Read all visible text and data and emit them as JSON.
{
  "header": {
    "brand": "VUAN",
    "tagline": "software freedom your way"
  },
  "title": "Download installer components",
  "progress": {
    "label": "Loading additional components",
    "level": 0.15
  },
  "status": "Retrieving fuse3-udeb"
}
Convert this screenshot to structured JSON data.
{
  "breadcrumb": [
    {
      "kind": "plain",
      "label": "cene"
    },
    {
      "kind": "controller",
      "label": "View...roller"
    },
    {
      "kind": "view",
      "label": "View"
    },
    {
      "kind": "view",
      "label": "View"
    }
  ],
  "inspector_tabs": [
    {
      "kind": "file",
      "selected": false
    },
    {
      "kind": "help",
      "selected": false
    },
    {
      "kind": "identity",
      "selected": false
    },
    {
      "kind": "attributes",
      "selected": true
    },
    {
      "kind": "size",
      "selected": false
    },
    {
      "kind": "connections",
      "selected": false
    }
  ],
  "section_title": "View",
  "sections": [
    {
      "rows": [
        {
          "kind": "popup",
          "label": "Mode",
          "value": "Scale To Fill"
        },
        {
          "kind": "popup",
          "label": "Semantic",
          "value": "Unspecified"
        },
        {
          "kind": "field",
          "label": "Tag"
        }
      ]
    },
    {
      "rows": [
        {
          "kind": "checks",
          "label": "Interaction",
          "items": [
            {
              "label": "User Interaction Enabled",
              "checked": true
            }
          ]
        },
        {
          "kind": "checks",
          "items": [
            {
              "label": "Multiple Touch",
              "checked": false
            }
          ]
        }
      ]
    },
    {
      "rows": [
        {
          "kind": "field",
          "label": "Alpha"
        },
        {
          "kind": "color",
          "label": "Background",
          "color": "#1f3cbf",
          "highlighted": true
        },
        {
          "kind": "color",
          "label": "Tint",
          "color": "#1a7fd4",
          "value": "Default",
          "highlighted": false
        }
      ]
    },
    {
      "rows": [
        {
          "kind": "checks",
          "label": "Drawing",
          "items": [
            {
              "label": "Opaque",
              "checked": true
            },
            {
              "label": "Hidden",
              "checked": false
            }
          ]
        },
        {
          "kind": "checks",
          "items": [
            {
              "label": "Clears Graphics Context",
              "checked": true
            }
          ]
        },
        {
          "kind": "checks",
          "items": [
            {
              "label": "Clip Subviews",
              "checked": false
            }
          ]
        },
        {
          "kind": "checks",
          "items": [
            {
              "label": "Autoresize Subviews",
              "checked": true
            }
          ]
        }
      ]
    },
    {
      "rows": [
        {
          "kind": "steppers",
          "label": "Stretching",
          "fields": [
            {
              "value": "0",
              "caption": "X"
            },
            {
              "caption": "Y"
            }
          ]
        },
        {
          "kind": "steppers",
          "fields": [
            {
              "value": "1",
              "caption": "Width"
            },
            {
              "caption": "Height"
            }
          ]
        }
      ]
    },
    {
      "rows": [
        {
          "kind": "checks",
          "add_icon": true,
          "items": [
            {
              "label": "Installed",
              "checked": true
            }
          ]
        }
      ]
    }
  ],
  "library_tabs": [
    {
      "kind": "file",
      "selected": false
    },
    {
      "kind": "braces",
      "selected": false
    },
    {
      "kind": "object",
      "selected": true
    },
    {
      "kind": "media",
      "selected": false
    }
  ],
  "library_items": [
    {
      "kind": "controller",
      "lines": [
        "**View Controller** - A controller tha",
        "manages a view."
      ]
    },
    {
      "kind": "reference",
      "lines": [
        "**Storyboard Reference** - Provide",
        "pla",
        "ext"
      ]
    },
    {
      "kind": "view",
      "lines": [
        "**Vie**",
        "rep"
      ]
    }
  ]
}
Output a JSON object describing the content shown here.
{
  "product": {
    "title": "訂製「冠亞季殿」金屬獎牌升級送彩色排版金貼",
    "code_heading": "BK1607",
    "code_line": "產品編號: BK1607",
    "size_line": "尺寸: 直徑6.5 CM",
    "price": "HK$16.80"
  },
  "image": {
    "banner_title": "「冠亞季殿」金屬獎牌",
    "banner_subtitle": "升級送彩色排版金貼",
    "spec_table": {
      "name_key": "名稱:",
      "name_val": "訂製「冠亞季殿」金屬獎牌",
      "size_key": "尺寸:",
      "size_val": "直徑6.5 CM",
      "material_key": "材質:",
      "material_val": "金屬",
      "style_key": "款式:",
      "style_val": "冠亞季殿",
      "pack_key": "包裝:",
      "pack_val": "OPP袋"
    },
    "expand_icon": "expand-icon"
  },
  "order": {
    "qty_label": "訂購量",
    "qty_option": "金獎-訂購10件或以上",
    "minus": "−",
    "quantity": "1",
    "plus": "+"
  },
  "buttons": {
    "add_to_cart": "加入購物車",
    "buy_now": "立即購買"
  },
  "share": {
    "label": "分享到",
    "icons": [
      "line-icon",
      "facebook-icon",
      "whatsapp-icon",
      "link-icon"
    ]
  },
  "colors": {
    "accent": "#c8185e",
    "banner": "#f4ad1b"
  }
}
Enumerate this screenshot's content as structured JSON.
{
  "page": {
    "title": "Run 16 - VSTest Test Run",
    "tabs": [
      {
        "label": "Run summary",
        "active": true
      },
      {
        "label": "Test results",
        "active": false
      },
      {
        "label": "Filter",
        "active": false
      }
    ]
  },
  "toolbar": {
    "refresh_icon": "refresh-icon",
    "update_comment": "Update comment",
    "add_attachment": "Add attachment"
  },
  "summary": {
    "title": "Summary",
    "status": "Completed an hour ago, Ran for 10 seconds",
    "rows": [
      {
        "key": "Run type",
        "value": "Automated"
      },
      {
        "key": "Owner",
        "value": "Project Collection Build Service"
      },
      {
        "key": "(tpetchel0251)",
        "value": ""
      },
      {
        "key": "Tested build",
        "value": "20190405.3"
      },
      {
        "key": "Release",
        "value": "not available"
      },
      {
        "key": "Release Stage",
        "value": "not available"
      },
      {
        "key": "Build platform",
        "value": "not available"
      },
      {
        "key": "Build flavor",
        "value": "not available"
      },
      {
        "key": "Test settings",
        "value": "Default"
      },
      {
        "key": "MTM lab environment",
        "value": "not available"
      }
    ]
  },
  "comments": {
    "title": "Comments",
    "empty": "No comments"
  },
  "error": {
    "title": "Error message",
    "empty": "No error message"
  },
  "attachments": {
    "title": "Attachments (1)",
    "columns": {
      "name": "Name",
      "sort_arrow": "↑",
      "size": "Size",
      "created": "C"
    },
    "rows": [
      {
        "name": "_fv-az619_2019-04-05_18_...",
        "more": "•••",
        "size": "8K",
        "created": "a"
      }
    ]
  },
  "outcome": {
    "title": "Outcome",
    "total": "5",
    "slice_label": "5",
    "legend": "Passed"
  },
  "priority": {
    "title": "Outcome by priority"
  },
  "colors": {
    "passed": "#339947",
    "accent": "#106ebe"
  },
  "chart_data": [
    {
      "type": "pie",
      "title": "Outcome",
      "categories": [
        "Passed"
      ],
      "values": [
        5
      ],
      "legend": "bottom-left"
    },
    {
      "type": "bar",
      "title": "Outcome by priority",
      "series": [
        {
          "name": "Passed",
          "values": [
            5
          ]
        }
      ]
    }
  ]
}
■ ■ ■ ■
WHAT IS EXPECTED
Return the listing above word for word.

CORRECT RESULT
Read all visible text and data and emit them as JSON.
{
  "header": {
    "brand": "VUAN",
    "tagline": "software freedom your way"
  },
  "title": "Download installer components",
  "progress": {
    "label": "Loading additional components",
    "level": 0.15
  },
  "status": "Retrieving fuse3-udeb"
}
Convert this screenshot to structured JSON data.
{
  "breadcrumb": [
    {
      "kind": "plain",
      "label": "cene"
    },
    {
      "kind": "controller",
      "label": "View...roller"
    },
    {
      "kind": "view",
      "label": "View"
    },
    {
      "kind": "view",
      "label": "View"
    }
  ],
  "inspector_tabs": [
    {
      "kind": "file",
      "selected": false
    },
    {
      "kind": "help",
      "selected": false
    },
    {
      "kind": "identity",
      "selected": false
    },
    {
      "kind": "attributes",
      "selected": true
    },
    {
      "kind": "size",
      "selected": false
    },
    {
      "kind": "connections",
      "selected": false
    }
  ],
  "section_title": "View",
  "sections": [
    {
      "rows": [
        {
          "kind": "popup",
          "label": "Mode",
          "value": "Scale To Fill"
        },
        {
          "kind": "popup",
          "label": "Semantic",
          "value": "Unspecified"
        },
        {
          "kind": "field",
          "label": "Tag"
        }
      ]
    },
    {
      "rows": [
        {
          "kind": "checks",
          "label": "Interaction",
          "items": [
            {
              "label": "User Interaction Enabled",
              "checked": true
            }
          ]
        },
        {
          "kind": "checks",
          "items": [
            {
              "label": "Multiple Touch",
              "checked": false
            }
          ]
        }
      ]
    },
    {
      "rows": [
        {
          "kind": "field",
          "label": "Alpha"
        },
        {
          "kind": "color",
          "label": "Background",
          "color": "#1f3cbf",
          "highlighted": true
        },
        {
          "kind": "color",
          "label": "Tint",
          "color": "#1a7fd4",
          "value": "Default",
          "highlighted": false
        }
      ]
    },
    {
      "rows": [
        {
          "kind": "checks",
          "label": "Drawing",
          "items": [
            {
              "label": "Opaque",
              "checked": true
            },
            {
              "label": "Hidden",
              "checked": false
            }
          ]
        },
        {
          "kind": "checks",
          "items": [
            {
              "label": "Clears Graphics Context",
              "checked": true
            }
          ]
        },
        {
          "kind": "checks",
          "items": [
            {
              "label": "Clip Subviews",
              "checked": false
            }
          ]
        },
        {
          "kind": "checks",
          "items": [
            {
              "label": "Autoresize Subviews",
              "checked": true
            }
          ]
        }
      ]
    },
    {
      "rows": [
        {
          "kind": "steppers",
          "label": "Stretching",
          "fields": [
            {
              "value": "0",
              "caption": "X"
            },
            {
              "caption": "Y"
            }
          ]
        },
        {
          "kind": "steppers",
          "fields": [
            {
              "value": "1",
              "caption": "Width"
            },
            {
              "caption": "Height"
            }
          ]
        }
      ]
    },
    {
      "rows": [
        {
          "kind": "checks",
          "add_icon": true,
          "items": [
            {
              "label": "Installed",
              "checked": true
            }
          ]
        }
      ]
    }
  ],
  "library_tabs": [
    {
      "kind": "file",
      "selected": false
    },
    {
      "kind": "braces",
      "selected": false
    },
    {
      "kind": "object",
      "selected": true
    },
    {
      "kind": "media",
      "selected": false
    }
  ],
  "library_items": [
    {
      "kind": "controller",
      "lines": [
        "**View Controller** - A controller tha",
        "manages a view."
      ]
    },
    {
      "kind": "reference",
      "lines": [
        "**Storyboard Reference** - Provide",
        "pla",
        "ext"
      ]
    },
    {
      "kind": "view",
      "lines": [
        "**Vie**",
        "rep"
      ]
    }
  ]
}
Output a JSON object describing the content shown here.
{
  "product": {
    "title": "訂製「冠亞季殿」金屬獎牌升級送彩色排版金貼",
    "code_heading": "BK1607",
    "code_line": "產品編號: BK1607",
    "size_line": "尺寸: 直徑6.5 CM",
    "price": "HK$16.80"
  },
  "image": {
    "banner_title": "「冠亞季殿」金屬獎牌",
    "banner_subtitle": "升級送彩色排版金貼",
    "spec_table": {
      "name_key": "名稱:",
      "name_val": "訂製「冠亞季殿」金屬獎牌",
      "size_key": "尺寸:",
      "size_val": "直徑6.5 CM",
      "material_key": "材質:",
      "material_val": "金屬",
      "style_key": "款式:",
      "style_val": "冠亞季殿",
      "pack_key": "包裝:",
      "pack_val": "OPP袋"
    },
    "expand_icon": "expand-icon"
  },
  "order": {
    "qty_label": "訂購量",
    "qty_option": "金獎-訂購10件或以上",
    "minus": "−",
    "quantity": "1",
    "plus": "+"
  },
  "buttons": {
    "add_to_cart": "加入購物車",
    "buy_now": "立即購買"
  },
  "share": {
    "label": "分享到",
    "icons": [
      "line-icon",
      "facebook-icon",
      "whatsapp-icon",
      "link-icon"
    ]
  },
  "colors": {
    "accent": "#c8185e",
    "banner": "#f4ad1b"
  }
}
Enumerate this screenshot's content as structured JSON.
{
  "page": {
    "title": "Run 16 - VSTest Test Run",
    "tabs": [
      {
        "label": "Run summary",
        "active": true
      },
      {
        "label": "Test results",
        "active": false
      },
      {
        "label": "Filter",
        "active": false
      }
    ]
  },
  "toolbar": {
    "refresh_icon": "refresh-icon",
    "update_comment": "Update comment",
    "add_attachment": "Add attachment"
  },
  "summary": {
    "title": "Summary",
    "status": "Completed an hour ago, Ran for 10 seconds",
    "rows": [
      {
        "key": "Run type",
        "value": "Automated"
      },
      {
        "key": "Owner",
        "value": "Project Collection Build Service"
      },
      {
        "key": "(tpetchel0251)",
        "value": ""
      },
      {
        "key": "Tested build",
        "value": "20190405.3"
      },
      {
        "key": "Release",
        "value": "not available"
      },
      {
        "key": "Release Stage",
        "value": "not available"
      },
      {
        "key": "Build platform",
        "value": "not available"
      },
      {
        "key": "Build flavor",
        "value": "not available"
      },
      {
        "key": "Test settings",
        "value": "Default"
      },
      {
        "key": "MTM lab environment",
        "value": "not available"
      }
    ]
  },
  "comments": {
    "title": "Comments",
    "empty": "No comments"
  },
  "error": {
    "title": "Error message",
    "empty": "No error message"
  },
  "attachments": {
    "title": "Attachments (1)",
    "columns": {
      "name": "Name",
      "sort_arrow": "↑",
      "size": "Size",
      "created": "C"
    },
    "rows": [
      {
        "name": "_fv-az619_2019-04-05_18_...",
        "more": "•••",
        "size": "8K",
        "created": "a"
      }
    ]
  },
  "outcome": {
    "title": "Outcome",
    "total": "5",
    "slice_label": "5",
    "legend": "Passed"
  },
  "priority": {
    "title": "Outcome by priority"
  },
  "colors": {
    "passed": "#339947",
    "accent": "#106ebe"
  },
  "chart_data": [
    {
      "type": "pie",
      "title": "Outcome",
      "categories": [
        "Passed"
      ],
      "values": [
        5
      ],
      "legend": "bottom-left"
    },
    {
      "type": "bar",
      "title": "Outcome by priority",
      "series": [
        {
          "name": "Passed",
          "values": [
            5
          ]
        }
      ]
    }
  ]
}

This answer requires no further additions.